- _What is expected_
Go through the records and copy each line where the word "value" occurs.

(Structured figure records)
-*-*-

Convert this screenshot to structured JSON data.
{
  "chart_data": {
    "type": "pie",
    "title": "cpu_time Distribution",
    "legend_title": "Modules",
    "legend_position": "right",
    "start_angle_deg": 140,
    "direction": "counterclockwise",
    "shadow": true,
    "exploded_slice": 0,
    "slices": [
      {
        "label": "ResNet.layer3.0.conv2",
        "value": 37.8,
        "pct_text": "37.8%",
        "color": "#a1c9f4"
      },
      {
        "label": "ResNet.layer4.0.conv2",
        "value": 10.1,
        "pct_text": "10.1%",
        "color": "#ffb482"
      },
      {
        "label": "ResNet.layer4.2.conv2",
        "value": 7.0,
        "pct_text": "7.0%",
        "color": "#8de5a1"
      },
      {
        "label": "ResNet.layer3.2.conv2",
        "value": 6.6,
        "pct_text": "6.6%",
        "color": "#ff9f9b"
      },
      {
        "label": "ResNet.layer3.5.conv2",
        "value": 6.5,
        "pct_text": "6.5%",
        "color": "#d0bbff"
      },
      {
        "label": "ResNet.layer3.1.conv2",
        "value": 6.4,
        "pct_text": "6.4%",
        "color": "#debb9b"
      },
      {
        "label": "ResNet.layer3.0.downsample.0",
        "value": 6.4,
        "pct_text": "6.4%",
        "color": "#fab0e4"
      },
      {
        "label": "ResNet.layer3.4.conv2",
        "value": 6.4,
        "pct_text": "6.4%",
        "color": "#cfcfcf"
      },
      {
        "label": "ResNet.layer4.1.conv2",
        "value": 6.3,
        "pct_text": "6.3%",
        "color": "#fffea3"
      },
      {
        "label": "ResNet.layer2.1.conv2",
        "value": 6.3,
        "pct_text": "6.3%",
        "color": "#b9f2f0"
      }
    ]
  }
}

-*-*-

- _Exercise answer_
        "value": 37.8,
        "value": 10.1,
        "value": 7.0,
        "value": 6.6,
        "value": 6.5,
        "value": 6.4,
        "value": 6.4,
        "value": 6.4,
        "value": 6.3,
        "value": 6.3,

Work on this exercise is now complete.